TEXT SECTION:
It’s a project that I’ve been meaning to tackle since I moved in: Office baseboard trim. And herein begins girl’s first-ever baseboard trim adventure.
Let me start here: I have no idea why there isn’t baseboard running along the hardwoods and drywall in the office. On the other side of the wall, the master bedroom sports both baseboard and crown moulding. There’s really no clear answer to why they forgot the trim or decided not to spend the $75 to finish the room off, especially since it was a kid’s bedroom when the previous owners were here and the base of the drywall is a bit crumbly (read: edible-chunky, perfect for bambinos); the windows and door are finished to match the rest of the trim in the house, so I’m left with a big question mark floating in a thought bubble above my head over why they left such a significant part of the room unfinished.
But leave it to me to notice and ignore this issue for almost 3 years. Until a few months ago when I reinvented the room to be our functional office, I didn’t spend much time in there, so finishing someone else’s job wasn’t high on my to-do list.

YOUR OBJECTIVE:
Revise the baseboard trim post, starting with the words "Let me start" and ending with "the room unfinished.", so that "main bedroom" takes the place of "master bedroom". The data after this point is separate material, unrelated to the baseboard trim post.

COLLECTED DATA:
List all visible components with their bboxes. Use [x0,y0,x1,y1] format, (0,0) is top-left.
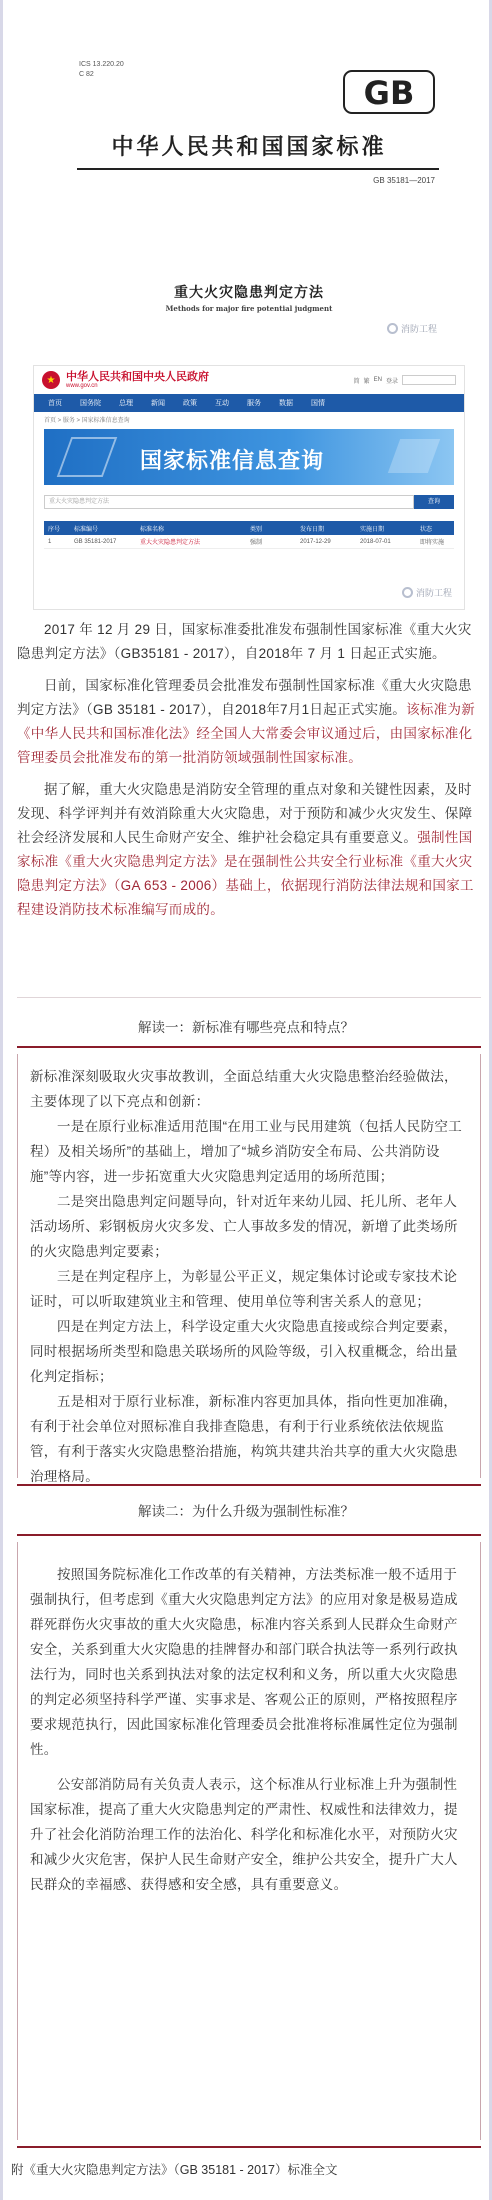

SOLUTION FOR THIS PROBLEM:
Let me start here: I have no idea why there isn’t baseboard running along the hardwoods and drywall in the office. On the other side of the wall, the main bedroom sports both baseboard and crown moulding. There’s really no clear answer to why they forgot the trim or decided not to spend the $75 to finish the room off, especially since it was a kid’s bedroom when the previous owners were here and the base of the drywall is a bit crumbly (read: edible-chunky, perfect for bambinos); the windows and door are finished to match the rest of the trim in the house, so I’m left with a big question mark floating in a thought bubble above my head over why they left such a significant part of the room unfinished.